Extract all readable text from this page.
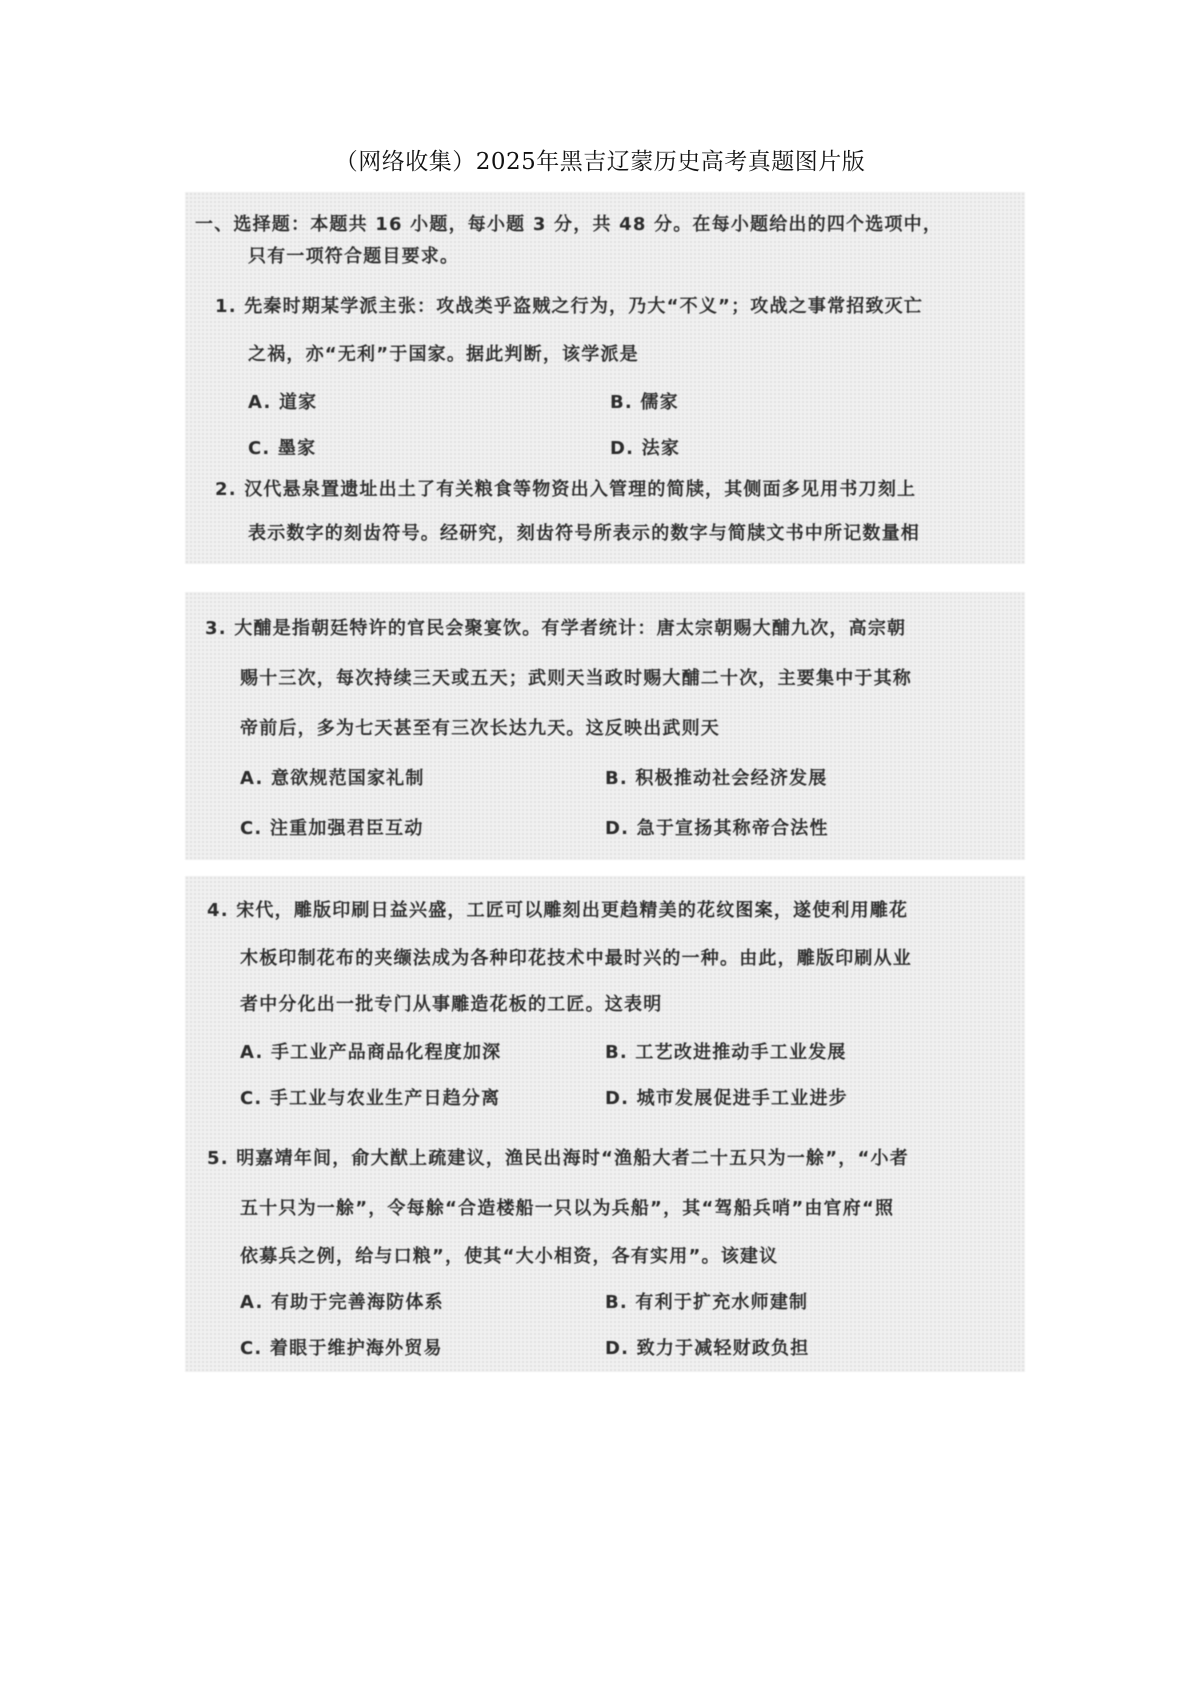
（网络收集）2025年黑吉辽蒙历史高考真题图片版
一、选择题：本题共 16 小题，每小题 3 分，共 48 分。在每小题给出的四个选项中，
只有一项符合题目要求。
1. 先秦时期某学派主张：攻战类乎盗贼之行为，乃大“不义”；攻战之事常招致灭亡
之祸，亦“无利”于国家。据此判断，该学派是
A. 道家	B. 儒家
C. 墨家	D. 法家
2. 汉代悬泉置遗址出土了有关粮食等物资出入管理的简牍，其侧面多见用书刀刻上
表示数字的刻齿符号。经研究，刻齿符号所表示的数字与简牍文书中所记数量相
3. 大酺是指朝廷特许的官民会聚宴饮。有学者统计：唐太宗朝赐大酺九次，高宗朝
赐十三次，每次持续三天或五天；武则天当政时赐大酺二十次，主要集中于其称
帝前后，多为七天甚至有三次长达九天。这反映出武则天
A. 意欲规范国家礼制	B. 积极推动社会经济发展
C. 注重加强君臣互动	D. 急于宣扬其称帝合法性
4. 宋代，雕版印刷日益兴盛，工匠可以雕刻出更趋精美的花纹图案，遂使利用雕花
木板印制花布的夹缬法成为各种印花技术中最时兴的一种。由此，雕版印刷从业
者中分化出一批专门从事雕造花板的工匠。这表明
A. 手工业产品商品化程度加深	B. 工艺改进推动手工业发展
C. 手工业与农业生产日趋分离	D. 城市发展促进手工业进步
5. 明嘉靖年间，俞大猷上疏建议，渔民出海时“渔船大者二十五只为一艅”，“小者
五十只为一艅”，令每艅“合造楼船一只以为兵船”，其“驾船兵哨”由官府“照
依募兵之例，给与口粮”，使其“大小相资，各有实用”。该建议
A. 有助于完善海防体系	B. 有利于扩充水师建制
C. 着眼于维护海外贸易	D. 致力于减轻财政负担
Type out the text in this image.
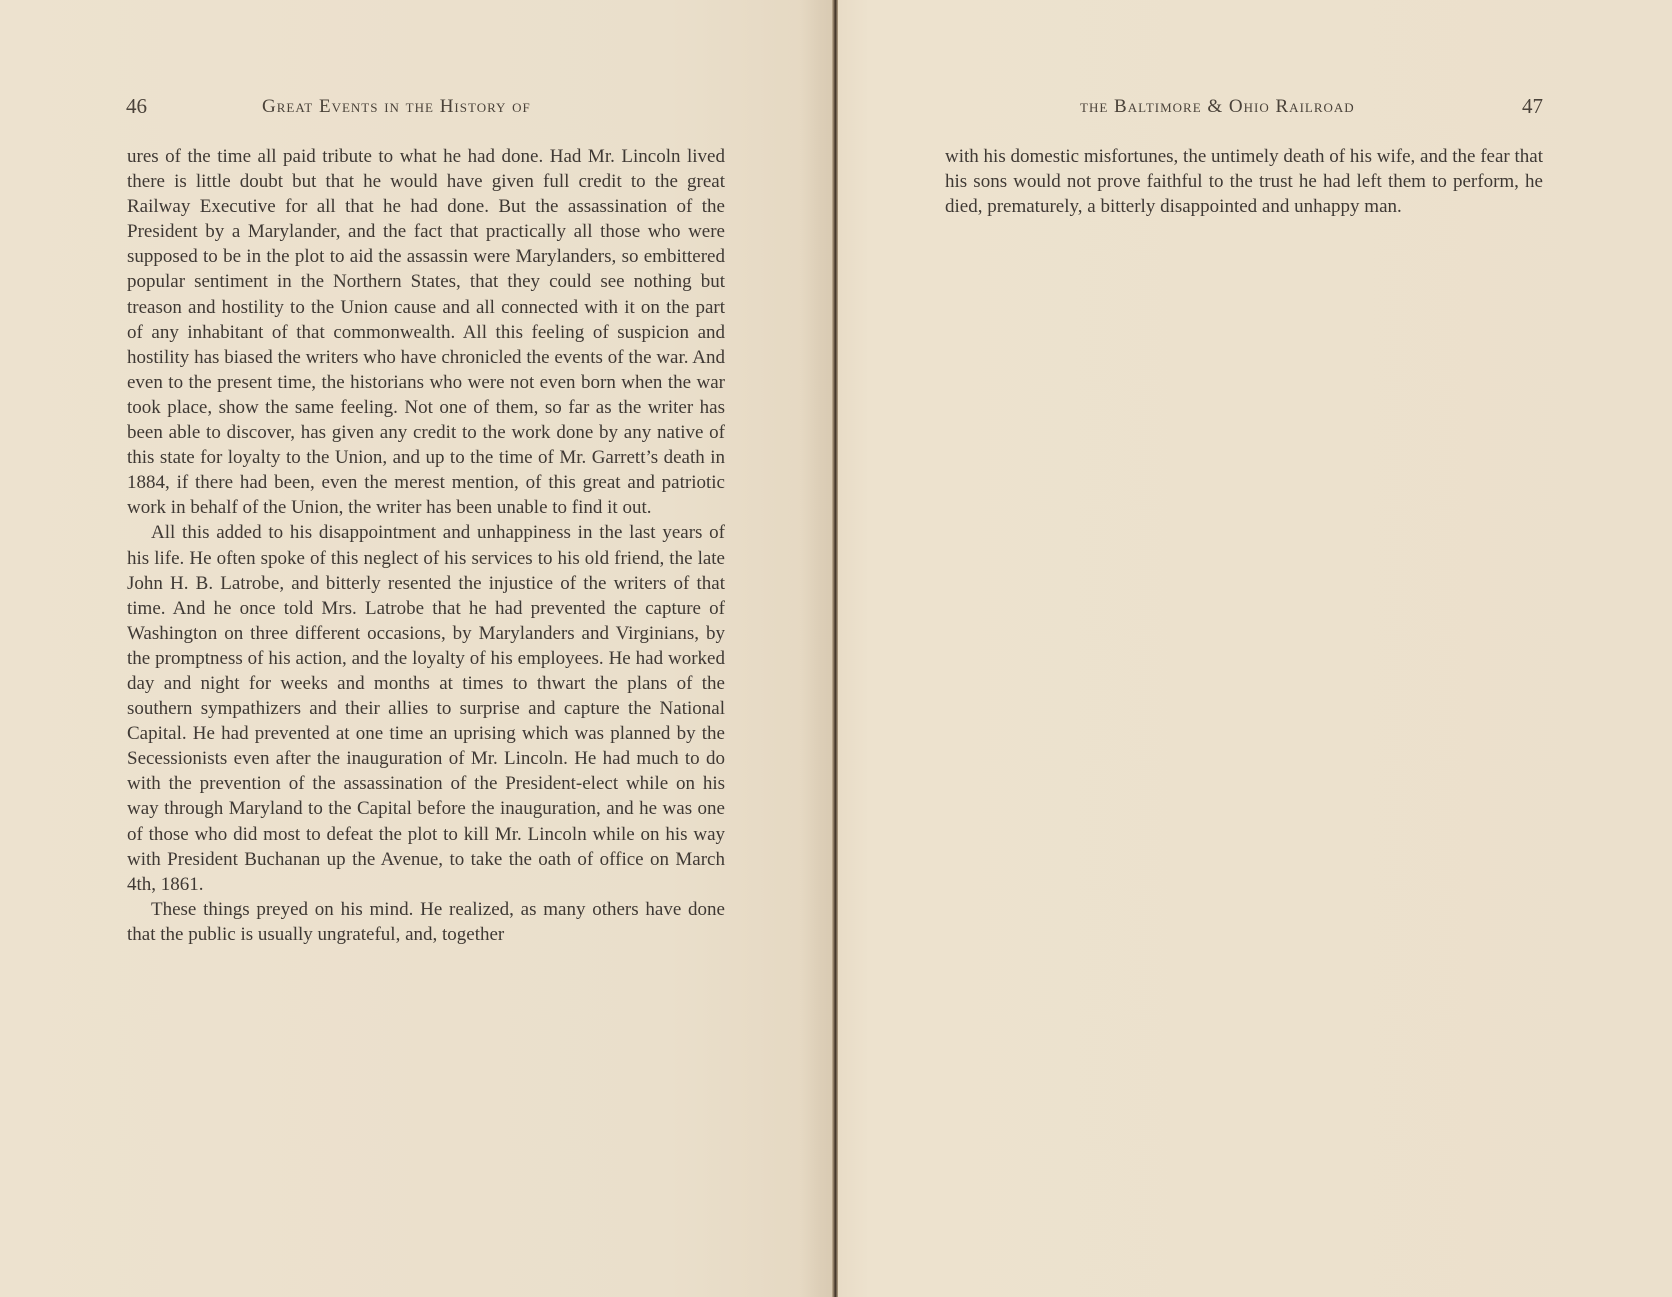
46	Great Events in the History of

ures of the time all paid tribute to what he had done. Had Mr. Lincoln lived there is little doubt but that he would have given full credit to the great Railway Executive for all that he had done. But the assassination of the President by a Marylander, and the fact that practically all those who were supposed to be in the plot to aid the assassin were Marylanders, so embittered popular sentiment in the Northern States, that they could see nothing but treason and hostility to the Union cause and all connected with it on the part of any inhabitant of that commonwealth. All this feeling of suspicion and hostility has biased the writers who have chronicled the events of the war. And even to the present time, the historians who were not even born when the war took place, show the same feeling. Not one of them, so far as the writer has been able to discover, has given any credit to the work done by any native of this state for loyalty to the Union, and up to the time of Mr. Garrett’s death in 1884, if there had been, even the merest mention, of this great and patriotic work in behalf of the Union, the writer has been unable to find it out.

All this added to his disappointment and unhappiness in the last years of his life. He often spoke of this neglect of his services to his old friend, the late John H. B. Latrobe, and bitterly resented the injustice of the writers of that time. And he once told Mrs. Latrobe that he had prevented the capture of Washington on three different occasions, by Marylanders and Virginians, by the promptness of his action, and the loyalty of his employees. He had worked day and night for weeks and months at times to thwart the plans of the southern sympathizers and their allies to surprise and capture the National Capital. He had prevented at one time an uprising which was planned by the Secessionists even after the inauguration of Mr. Lincoln. He had much to do with the prevention of the assassination of the President-elect while on his way through Maryland to the Capital before the inauguration, and he was one of those who did most to defeat the plot to kill Mr. Lincoln while on his way with President Buchanan up the Avenue, to take the oath of office on March 4th, 1861.

These things preyed on his mind. He realized, as many others have done that the public is usually ungrateful, and, together

the Baltimore & Ohio Railroad	47

with his domestic misfortunes, the untimely death of his wife, and the fear that his sons would not prove faithful to the trust he had left them to perform, he died, prematurely, a bitterly disappointed and unhappy man.
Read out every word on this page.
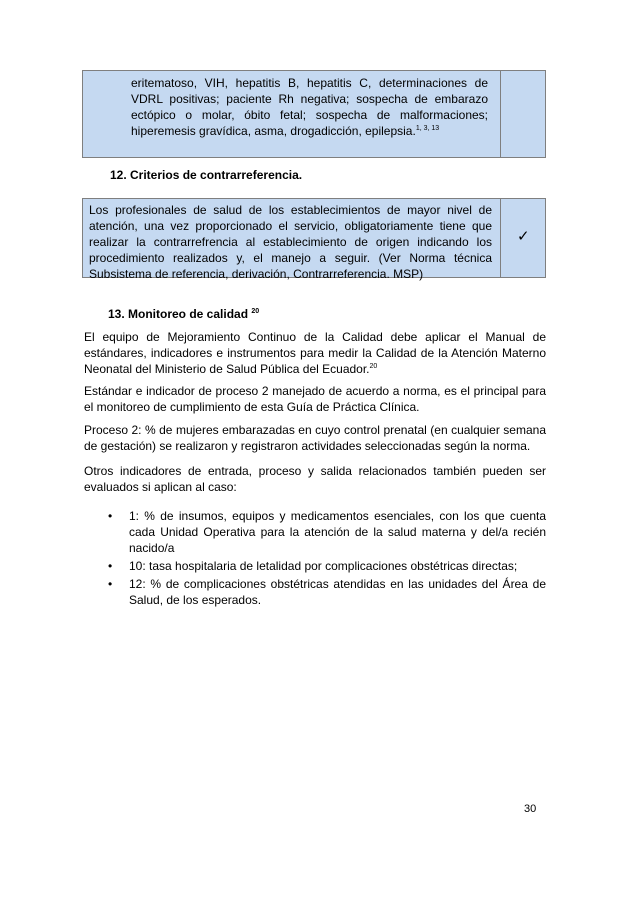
eritematoso, VIH, hepatitis B, hepatitis C, determinaciones de VDRL positivas; paciente Rh negativa; sospecha de embarazo ectópico o molar, óbito fetal; sospecha de malformaciones; hiperemesis gravídica, asma, drogadicción, epilepsia.$^{1, 3, 13}$
12. Criterios de contrarreferencia.
Los profesionales de salud de los establecimientos de mayor nivel de atención, una vez proporcionado el servicio, obligatoriamente tiene que realizar la contrarrefrencia al establecimiento de origen indicando los procedimiento realizados y, el manejo a seguir. (Ver Norma técnica Subsistema de referencia, derivación, Contrarreferencia. MSP)
✓
13. Monitoreo de calidad $^{20}$
El equipo de Mejoramiento Continuo de la Calidad debe aplicar el Manual de estándares, indicadores e instrumentos para medir la Calidad de la Atención Materno Neonatal del Ministerio de Salud Pública del Ecuador.$^{20}$
Estándar e indicador de proceso 2 manejado de acuerdo a norma, es el principal para el monitoreo de cumplimiento de esta Guía de Práctica Clínica.
Proceso 2: % de mujeres embarazadas en cuyo control prenatal (en cualquier semana de gestación) se realizaron y registraron actividades seleccionadas según la norma.
Otros indicadores de entrada, proceso y salida relacionados también pueden ser evaluados si aplican al caso:
• 1: % de insumos, equipos y medicamentos esenciales, con los que cuenta cada Unidad Operativa para la atención de la salud materna y del/a recién nacido/a
• 10: tasa hospitalaria de letalidad por complicaciones obstétricas directas;
• 12: % de complicaciones obstétricas atendidas en las unidades del Área de Salud, de los esperados.
30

________________________________________

> EXERCISE DESCRIPTION: Write out the data precisely as given, excluding the pictures.

> OUTPUT FOR THIS EXERCISE:
Extract all readable text from this page.
（网络收集）2025年黑吉辽蒙历史高考真题图片版
一、选择题：本题共 16 小题，每小题 3 分，共 48 分。在每小题给出的四个选项中，
只有一项符合题目要求。
1. 先秦时期某学派主张：攻战类乎盗贼之行为，乃大“不义”；攻战之事常招致灭亡
之祸，亦“无利”于国家。据此判断，该学派是
A. 道家	B. 儒家
C. 墨家	D. 法家
2. 汉代悬泉置遗址出土了有关粮食等物资出入管理的简牍，其侧面多见用书刀刻上
表示数字的刻齿符号。经研究，刻齿符号所表示的数字与简牍文书中所记数量相
3. 大酺是指朝廷特许的官民会聚宴饮。有学者统计：唐太宗朝赐大酺九次，高宗朝
赐十三次，每次持续三天或五天；武则天当政时赐大酺二十次，主要集中于其称
帝前后，多为七天甚至有三次长达九天。这反映出武则天
A. 意欲规范国家礼制	B. 积极推动社会经济发展
C. 注重加强君臣互动	D. 急于宣扬其称帝合法性
4. 宋代，雕版印刷日益兴盛，工匠可以雕刻出更趋精美的花纹图案，遂使利用雕花
木板印制花布的夹缬法成为各种印花技术中最时兴的一种。由此，雕版印刷从业
者中分化出一批专门从事雕造花板的工匠。这表明
A. 手工业产品商品化程度加深	B. 工艺改进推动手工业发展
C. 手工业与农业生产日趋分离	D. 城市发展促进手工业进步
5. 明嘉靖年间，俞大猷上疏建议，渔民出海时“渔船大者二十五只为一艅”，“小者
五十只为一艅”，令每艅“合造楼船一只以为兵船”，其“驾船兵哨”由官府“照
依募兵之例，给与口粮”，使其“大小相资，各有实用”。该建议
A. 有助于完善海防体系	B. 有利于扩充水师建制
C. 着眼于维护海外贸易	D. 致力于减轻财政负担
Type out the text in this image.
46	Great Events in the History of

ures of the time all paid tribute to what he had done. Had Mr. Lincoln lived there is little doubt but that he would have given full credit to the great Railway Executive for all that he had done. But the assassination of the President by a Marylander, and the fact that practically all those who were supposed to be in the plot to aid the assassin were Marylanders, so embittered popular sentiment in the Northern States, that they could see nothing but treason and hostility to the Union cause and all connected with it on the part of any inhabitant of that commonwealth. All this feeling of suspicion and hostility has biased the writers who have chronicled the events of the war. And even to the present time, the historians who were not even born when the war took place, show the same feeling. Not one of them, so far as the writer has been able to discover, has given any credit to the work done by any native of this state for loyalty to the Union, and up to the time of Mr. Garrett’s death in 1884, if there had been, even the merest mention, of this great and patriotic work in behalf of the Union, the writer has been unable to find it out.

All this added to his disappointment and unhappiness in the last years of his life. He often spoke of this neglect of his services to his old friend, the late John H. B. Latrobe, and bitterly resented the injustice of the writers of that time. And he once told Mrs. Latrobe that he had prevented the capture of Washington on three different occasions, by Marylanders and Virginians, by the promptness of his action, and the loyalty of his employees. He had worked day and night for weeks and months at times to thwart the plans of the southern sympathizers and their allies to surprise and capture the National Capital. He had prevented at one time an uprising which was planned by the Secessionists even after the inauguration of Mr. Lincoln. He had much to do with the prevention of the assassination of the President-elect while on his way through Maryland to the Capital before the inauguration, and he was one of those who did most to defeat the plot to kill Mr. Lincoln while on his way with President Buchanan up the Avenue, to take the oath of office on March 4th, 1861.

These things preyed on his mind. He realized, as many others have done that the public is usually ungrateful, and, together

the Baltimore & Ohio Railroad	47

with his domestic misfortunes, the untimely death of his wife, and the fear that his sons would not prove faithful to the trust he had left them to perform, he died, prematurely, a bitterly disappointed and unhappy man.
Read out every word on this page.
eritematoso, VIH, hepatitis B, hepatitis C, determinaciones de VDRL positivas; paciente Rh negativa; sospecha de embarazo ectópico o molar, óbito fetal; sospecha de malformaciones; hiperemesis gravídica, asma, drogadicción, epilepsia.$^{1, 3, 13}$
12. Criterios de contrarreferencia.
Los profesionales de salud de los establecimientos de mayor nivel de atención, una vez proporcionado el servicio, obligatoriamente tiene que realizar la contrarrefrencia al establecimiento de origen indicando los procedimiento realizados y, el manejo a seguir. (Ver Norma técnica Subsistema de referencia, derivación, Contrarreferencia. MSP)
✓
13. Monitoreo de calidad $^{20}$
El equipo de Mejoramiento Continuo de la Calidad debe aplicar el Manual de estándares, indicadores e instrumentos para medir la Calidad de la Atención Materno Neonatal del Ministerio de Salud Pública del Ecuador.$^{20}$
Estándar e indicador de proceso 2 manejado de acuerdo a norma, es el principal para el monitoreo de cumplimiento de esta Guía de Práctica Clínica.
Proceso 2: % de mujeres embarazadas en cuyo control prenatal (en cualquier semana de gestación) se realizaron y registraron actividades seleccionadas según la norma.
Otros indicadores de entrada, proceso y salida relacionados también pueden ser evaluados si aplican al caso:
• 1: % de insumos, equipos y medicamentos esenciales, con los que cuenta cada Unidad Operativa para la atención de la salud materna y del/a recién nacido/a
• 10: tasa hospitalaria de letalidad por complicaciones obstétricas directas;
• 12: % de complicaciones obstétricas atendidas en las unidades del Área de Salud, de los esperados.
30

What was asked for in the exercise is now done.